--- Start of Exercise materials ---

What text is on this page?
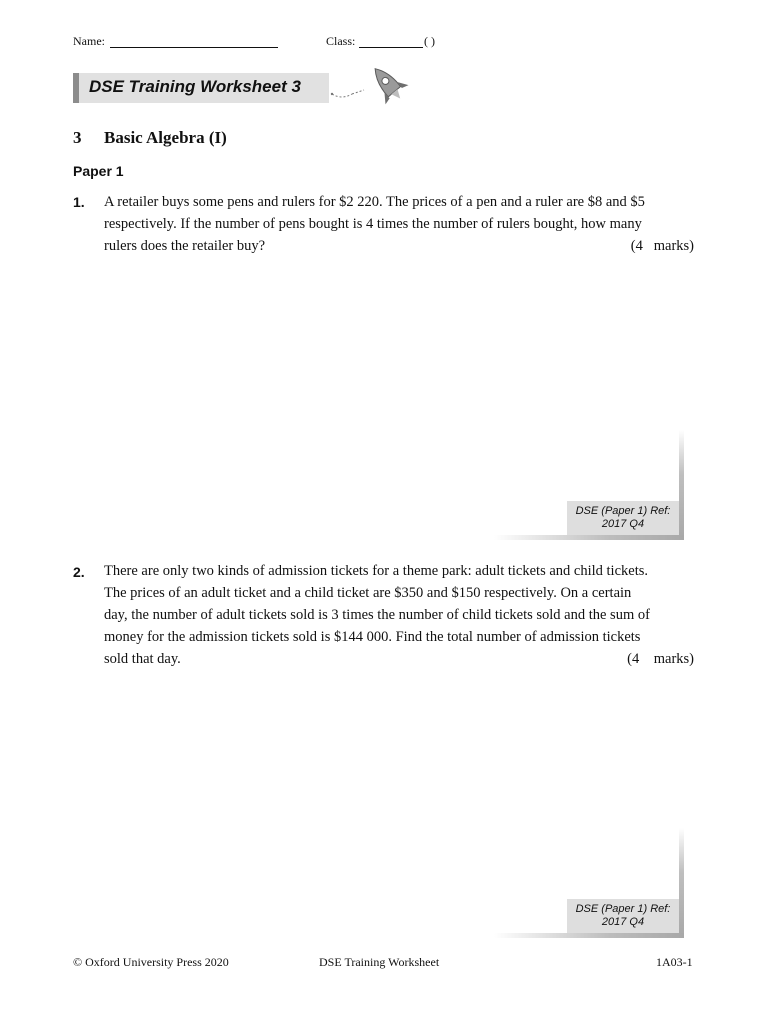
Name:	Class:	( )
DSE Training Worksheet 3
3 Basic Algebra (I)
Paper 1
1. A retailer buys some pens and rulers for $2 220. The prices of a pen and a ruler are $8 and $5
respectively. If the number of pens bought is 4 times the number of rulers bought, how many
rulers does the retailer buy?	(4   marks)
DSE (Paper 1) Ref:
2017 Q4
2. There are only two kinds of admission tickets for a theme park: adult tickets and child tickets.
The prices of an adult ticket and a child ticket are $350 and $150 respectively. On a certain
day, the number of adult tickets sold is 3 times the number of child tickets sold and the sum of
money for the admission tickets sold is $144 000. Find the total number of admission tickets
sold that day.	(4    marks)
DSE (Paper 1) Ref:
2017 Q4
© Oxford University Press 2020	DSE Training Worksheet	1A03-1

--- End of Exercise materials ---

### Job
Extract all lines containing the word "adult".

### Answer to this problem
2. There are only two kinds of admission tickets for a theme park: adult tickets and child tickets.
The prices of an adult ticket and a child ticket are $350 and $150 respectively. On a certain
day, the number of adult tickets sold is 3 times the number of child tickets sold and the sum of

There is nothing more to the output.